### GIVEN PROBLEM:
In the listing below, pick out lines with "national".

Stored entries:

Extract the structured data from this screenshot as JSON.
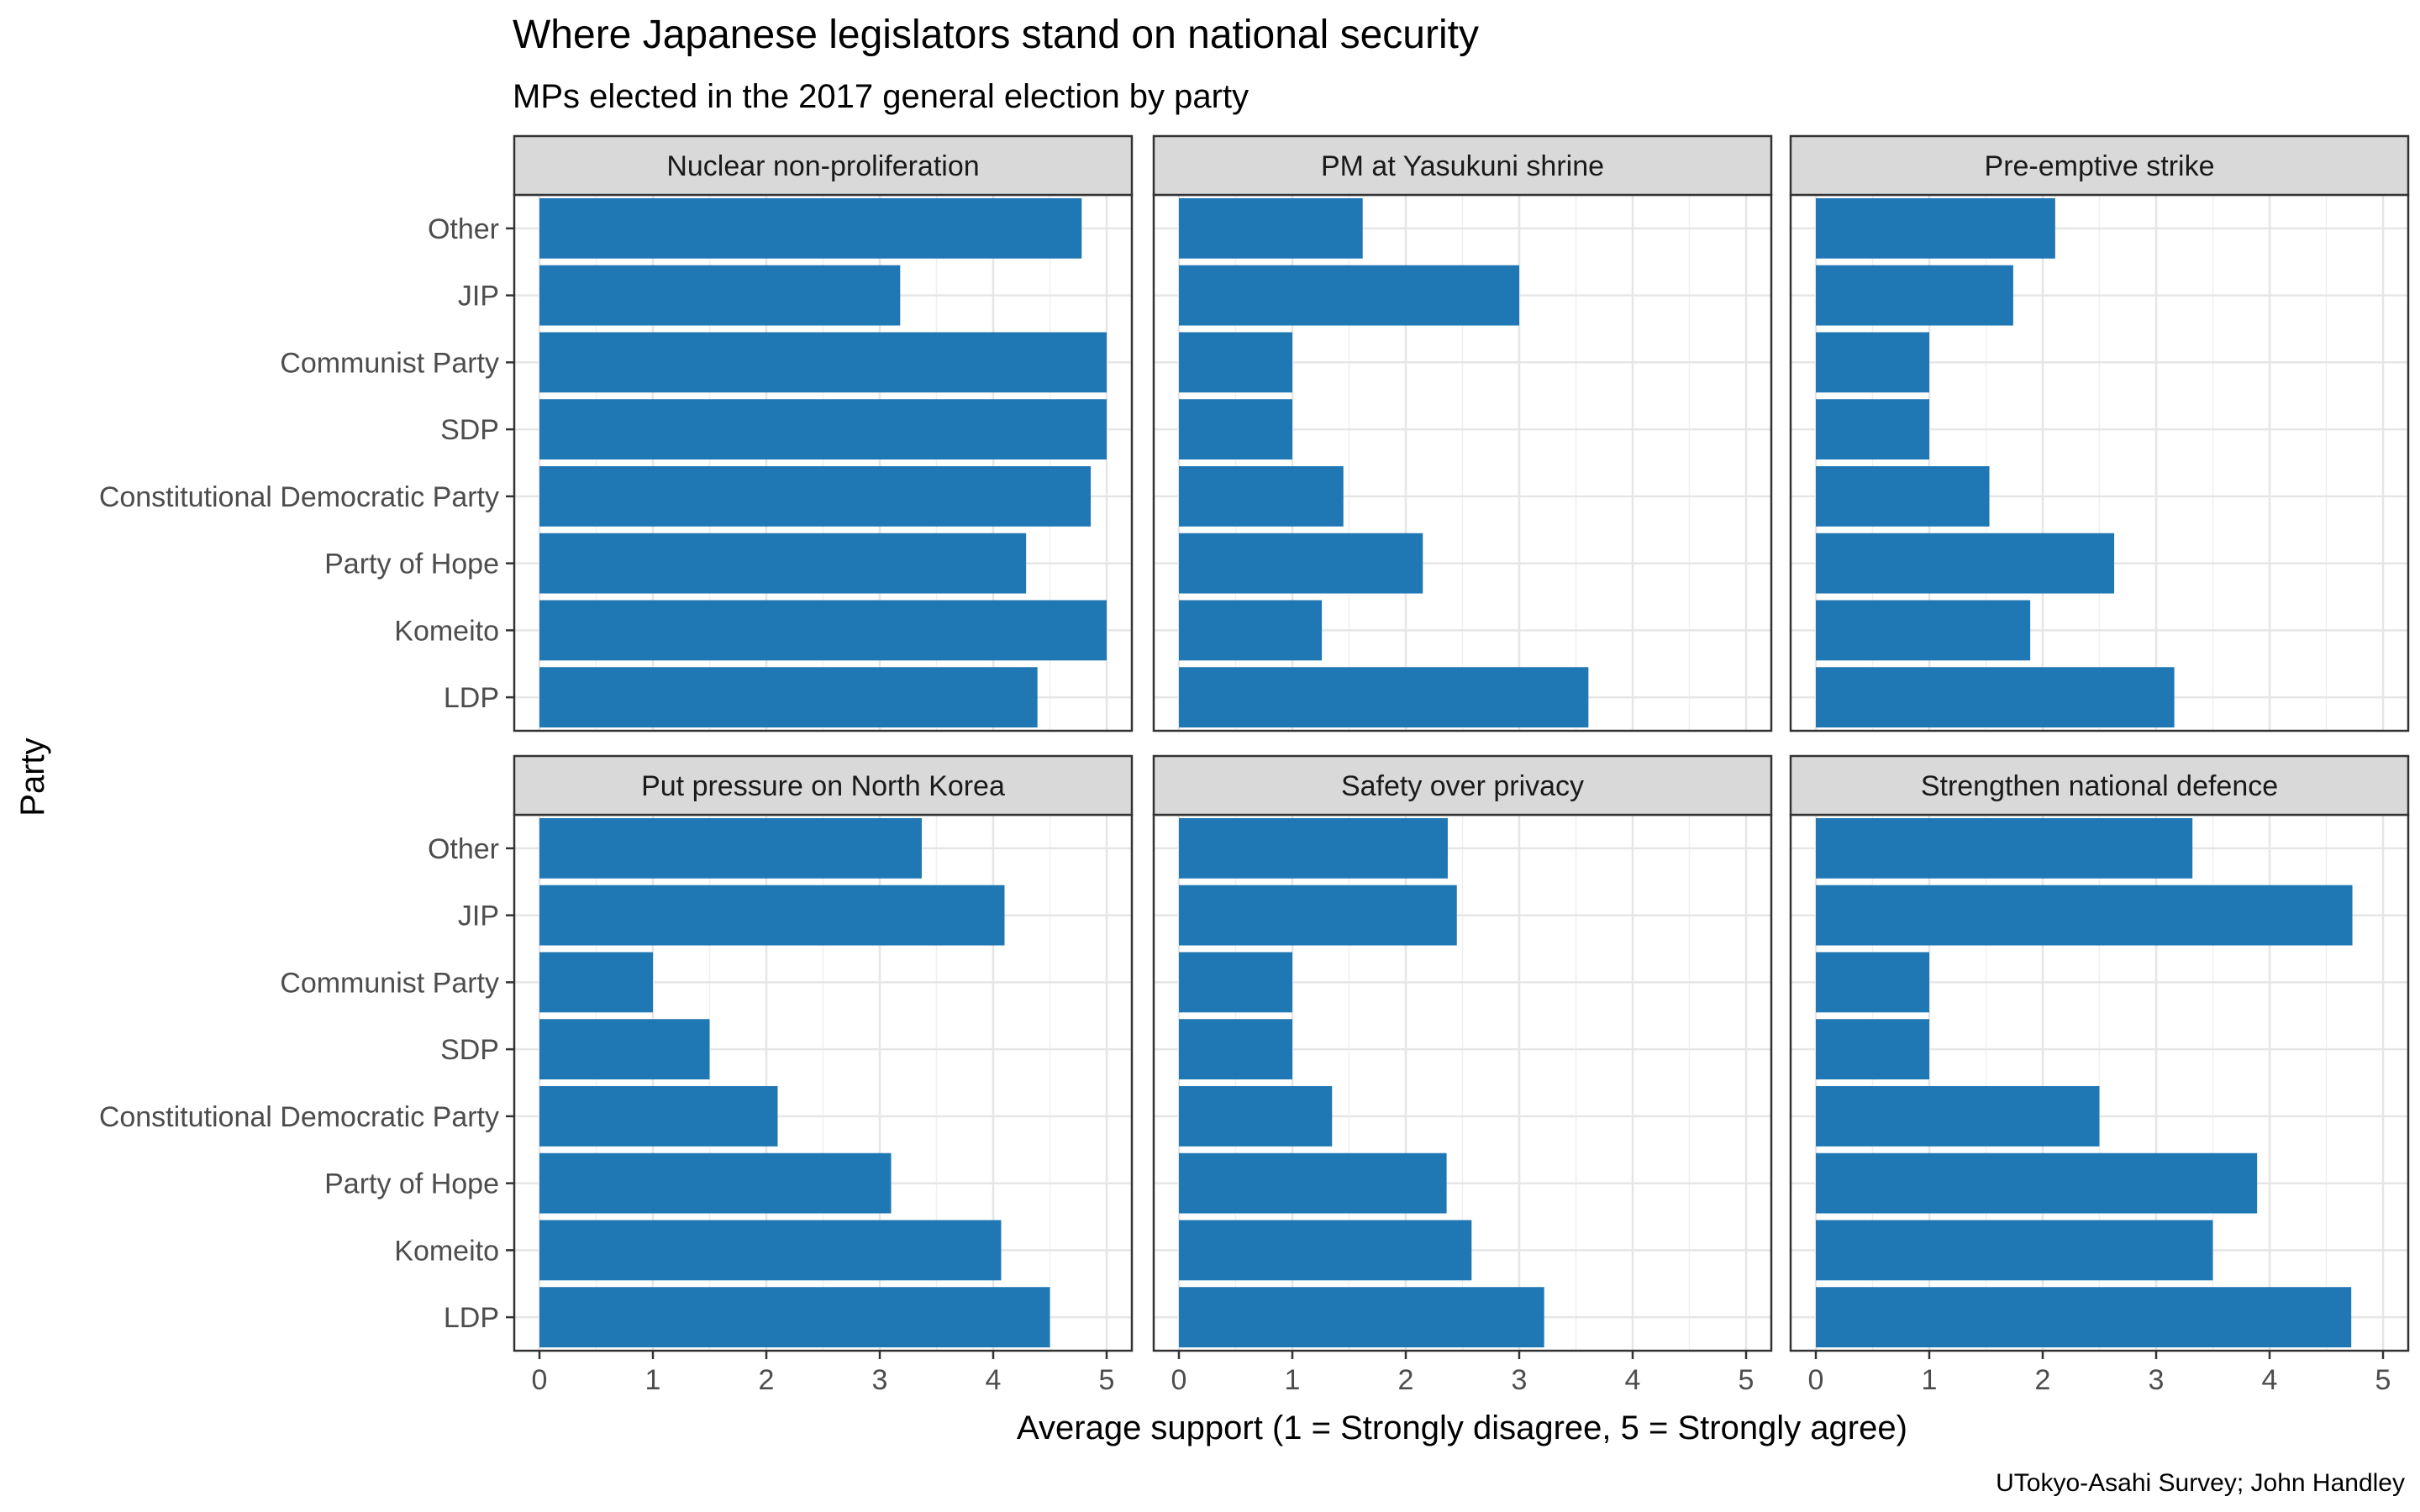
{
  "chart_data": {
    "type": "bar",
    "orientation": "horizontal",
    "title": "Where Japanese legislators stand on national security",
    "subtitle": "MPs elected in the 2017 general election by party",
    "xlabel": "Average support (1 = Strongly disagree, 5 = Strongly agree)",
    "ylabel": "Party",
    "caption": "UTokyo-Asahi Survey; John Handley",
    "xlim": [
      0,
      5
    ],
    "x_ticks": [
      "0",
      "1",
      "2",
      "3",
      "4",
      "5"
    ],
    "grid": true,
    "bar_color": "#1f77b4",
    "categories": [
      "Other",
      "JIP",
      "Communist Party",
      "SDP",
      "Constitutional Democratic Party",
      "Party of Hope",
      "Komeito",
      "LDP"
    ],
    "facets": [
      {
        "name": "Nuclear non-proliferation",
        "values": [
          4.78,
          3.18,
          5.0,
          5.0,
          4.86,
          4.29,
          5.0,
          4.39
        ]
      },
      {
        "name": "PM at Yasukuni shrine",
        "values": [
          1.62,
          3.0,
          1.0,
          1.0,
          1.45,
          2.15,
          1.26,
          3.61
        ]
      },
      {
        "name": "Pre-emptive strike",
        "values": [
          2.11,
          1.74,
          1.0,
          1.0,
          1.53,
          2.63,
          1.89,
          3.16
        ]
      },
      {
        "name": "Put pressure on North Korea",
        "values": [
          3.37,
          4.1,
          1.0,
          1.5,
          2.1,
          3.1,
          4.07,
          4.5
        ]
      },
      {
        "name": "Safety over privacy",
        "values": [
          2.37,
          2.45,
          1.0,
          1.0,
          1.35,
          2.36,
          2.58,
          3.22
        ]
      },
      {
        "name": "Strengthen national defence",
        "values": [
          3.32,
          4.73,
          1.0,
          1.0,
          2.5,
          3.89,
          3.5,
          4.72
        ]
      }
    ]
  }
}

### WRITTEN RESPONSE:
    "title": "Where Japanese legislators stand on national security",
        "name": "Strengthen national defence",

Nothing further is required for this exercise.